**REQUIRED WORK**
Your answer should be a single number: how many lines in the data below hold the string "Duhamel".

==================================================

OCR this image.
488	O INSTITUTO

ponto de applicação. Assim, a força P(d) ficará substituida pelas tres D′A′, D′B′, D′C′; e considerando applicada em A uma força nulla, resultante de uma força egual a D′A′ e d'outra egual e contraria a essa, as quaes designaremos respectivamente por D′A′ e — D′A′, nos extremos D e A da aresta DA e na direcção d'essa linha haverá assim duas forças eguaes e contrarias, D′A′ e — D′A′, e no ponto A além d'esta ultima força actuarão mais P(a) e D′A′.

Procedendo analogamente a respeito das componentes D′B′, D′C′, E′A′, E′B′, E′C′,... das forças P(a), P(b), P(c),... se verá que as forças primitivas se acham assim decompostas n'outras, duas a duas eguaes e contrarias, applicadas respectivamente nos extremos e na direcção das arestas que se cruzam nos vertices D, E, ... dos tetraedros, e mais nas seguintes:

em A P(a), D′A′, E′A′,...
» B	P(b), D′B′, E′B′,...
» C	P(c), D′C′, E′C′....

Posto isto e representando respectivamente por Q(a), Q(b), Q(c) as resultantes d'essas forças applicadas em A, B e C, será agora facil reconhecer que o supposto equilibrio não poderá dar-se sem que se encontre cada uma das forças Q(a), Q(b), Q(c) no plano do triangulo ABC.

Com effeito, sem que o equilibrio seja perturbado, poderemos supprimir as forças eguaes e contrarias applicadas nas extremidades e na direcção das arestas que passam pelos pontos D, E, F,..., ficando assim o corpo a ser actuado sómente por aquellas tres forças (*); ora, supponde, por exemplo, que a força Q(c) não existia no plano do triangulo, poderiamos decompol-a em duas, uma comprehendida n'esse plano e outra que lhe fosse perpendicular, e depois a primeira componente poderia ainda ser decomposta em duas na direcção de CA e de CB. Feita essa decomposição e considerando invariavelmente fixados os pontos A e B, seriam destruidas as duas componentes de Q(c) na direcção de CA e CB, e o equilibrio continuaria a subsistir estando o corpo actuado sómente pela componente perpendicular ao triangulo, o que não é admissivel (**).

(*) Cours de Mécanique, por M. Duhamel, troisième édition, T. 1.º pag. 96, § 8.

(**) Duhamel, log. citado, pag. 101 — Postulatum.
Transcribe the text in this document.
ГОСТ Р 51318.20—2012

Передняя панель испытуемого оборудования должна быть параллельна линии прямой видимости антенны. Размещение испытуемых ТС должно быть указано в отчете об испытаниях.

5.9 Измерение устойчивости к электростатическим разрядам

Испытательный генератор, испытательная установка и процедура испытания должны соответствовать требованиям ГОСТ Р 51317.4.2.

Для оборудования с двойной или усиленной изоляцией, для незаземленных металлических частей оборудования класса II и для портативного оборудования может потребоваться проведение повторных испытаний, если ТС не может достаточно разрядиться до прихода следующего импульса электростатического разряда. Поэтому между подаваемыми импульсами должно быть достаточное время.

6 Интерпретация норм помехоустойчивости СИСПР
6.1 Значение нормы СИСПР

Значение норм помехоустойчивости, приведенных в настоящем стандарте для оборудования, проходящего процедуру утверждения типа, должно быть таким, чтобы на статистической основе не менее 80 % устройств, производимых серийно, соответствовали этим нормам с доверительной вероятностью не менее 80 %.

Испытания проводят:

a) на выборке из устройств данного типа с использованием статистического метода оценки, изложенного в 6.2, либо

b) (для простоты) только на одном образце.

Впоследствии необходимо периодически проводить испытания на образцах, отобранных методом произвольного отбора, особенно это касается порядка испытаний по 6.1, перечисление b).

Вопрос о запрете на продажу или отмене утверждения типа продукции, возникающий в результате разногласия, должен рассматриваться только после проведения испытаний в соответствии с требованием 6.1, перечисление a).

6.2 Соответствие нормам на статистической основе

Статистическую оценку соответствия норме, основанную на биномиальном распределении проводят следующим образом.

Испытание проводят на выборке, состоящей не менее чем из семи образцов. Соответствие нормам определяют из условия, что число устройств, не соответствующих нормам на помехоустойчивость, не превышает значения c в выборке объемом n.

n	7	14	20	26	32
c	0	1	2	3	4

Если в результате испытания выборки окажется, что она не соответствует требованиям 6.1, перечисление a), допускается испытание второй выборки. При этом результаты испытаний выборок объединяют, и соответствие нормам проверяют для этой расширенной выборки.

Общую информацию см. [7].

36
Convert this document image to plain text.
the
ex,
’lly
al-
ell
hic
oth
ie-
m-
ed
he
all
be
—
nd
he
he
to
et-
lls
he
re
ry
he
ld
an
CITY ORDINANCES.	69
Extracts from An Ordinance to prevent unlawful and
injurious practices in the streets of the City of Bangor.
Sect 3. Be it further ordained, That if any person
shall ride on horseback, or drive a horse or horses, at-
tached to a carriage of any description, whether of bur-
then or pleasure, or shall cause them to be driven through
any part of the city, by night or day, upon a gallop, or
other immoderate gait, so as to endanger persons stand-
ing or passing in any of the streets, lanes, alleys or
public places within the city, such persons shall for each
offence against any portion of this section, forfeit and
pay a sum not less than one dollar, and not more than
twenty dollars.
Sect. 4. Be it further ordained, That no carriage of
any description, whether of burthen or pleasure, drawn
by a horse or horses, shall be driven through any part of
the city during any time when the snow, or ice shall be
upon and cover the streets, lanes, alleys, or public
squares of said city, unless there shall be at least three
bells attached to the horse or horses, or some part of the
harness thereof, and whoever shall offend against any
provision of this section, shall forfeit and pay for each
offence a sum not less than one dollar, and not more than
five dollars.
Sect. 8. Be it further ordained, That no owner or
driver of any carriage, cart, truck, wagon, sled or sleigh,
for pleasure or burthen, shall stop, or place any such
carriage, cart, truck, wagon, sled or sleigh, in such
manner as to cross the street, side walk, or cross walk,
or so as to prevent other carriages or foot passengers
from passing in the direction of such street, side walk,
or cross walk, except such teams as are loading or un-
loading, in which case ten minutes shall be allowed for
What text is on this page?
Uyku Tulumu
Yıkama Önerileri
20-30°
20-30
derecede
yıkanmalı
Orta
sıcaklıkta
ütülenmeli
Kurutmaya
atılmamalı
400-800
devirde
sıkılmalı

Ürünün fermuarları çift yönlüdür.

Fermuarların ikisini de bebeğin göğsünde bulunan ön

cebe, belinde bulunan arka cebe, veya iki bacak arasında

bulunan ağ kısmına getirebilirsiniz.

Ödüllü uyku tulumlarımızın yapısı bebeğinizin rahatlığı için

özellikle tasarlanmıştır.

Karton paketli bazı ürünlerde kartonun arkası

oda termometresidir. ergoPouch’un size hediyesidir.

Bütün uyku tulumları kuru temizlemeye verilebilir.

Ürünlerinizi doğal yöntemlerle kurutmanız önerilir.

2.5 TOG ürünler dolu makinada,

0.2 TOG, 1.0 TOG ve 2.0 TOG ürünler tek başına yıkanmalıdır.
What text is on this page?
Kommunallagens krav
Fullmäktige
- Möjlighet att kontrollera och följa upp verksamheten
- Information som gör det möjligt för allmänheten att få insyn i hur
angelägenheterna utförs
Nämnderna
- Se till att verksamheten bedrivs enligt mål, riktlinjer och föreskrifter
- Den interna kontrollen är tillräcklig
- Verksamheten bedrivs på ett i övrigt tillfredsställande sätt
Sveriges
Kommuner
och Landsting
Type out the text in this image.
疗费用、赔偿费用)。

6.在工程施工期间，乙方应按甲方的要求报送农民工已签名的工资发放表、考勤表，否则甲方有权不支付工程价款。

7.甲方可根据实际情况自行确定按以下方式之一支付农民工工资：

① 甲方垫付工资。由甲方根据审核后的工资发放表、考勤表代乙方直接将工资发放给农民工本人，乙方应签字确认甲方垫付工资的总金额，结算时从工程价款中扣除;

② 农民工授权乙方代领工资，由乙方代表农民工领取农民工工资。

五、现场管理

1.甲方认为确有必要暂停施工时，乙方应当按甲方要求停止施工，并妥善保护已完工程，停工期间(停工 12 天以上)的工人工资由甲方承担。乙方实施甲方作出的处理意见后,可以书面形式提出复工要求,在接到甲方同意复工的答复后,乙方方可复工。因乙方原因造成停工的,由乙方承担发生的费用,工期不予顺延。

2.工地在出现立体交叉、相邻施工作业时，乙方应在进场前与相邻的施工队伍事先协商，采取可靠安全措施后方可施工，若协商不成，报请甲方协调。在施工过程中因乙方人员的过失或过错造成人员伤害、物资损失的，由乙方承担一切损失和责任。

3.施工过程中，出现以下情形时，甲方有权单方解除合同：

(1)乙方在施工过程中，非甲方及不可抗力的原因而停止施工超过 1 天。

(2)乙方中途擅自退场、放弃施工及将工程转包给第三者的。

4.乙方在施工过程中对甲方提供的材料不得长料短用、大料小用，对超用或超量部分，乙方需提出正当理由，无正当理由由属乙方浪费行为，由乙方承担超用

==================================================

**SOLUTION TO THIS EXERCISE**
2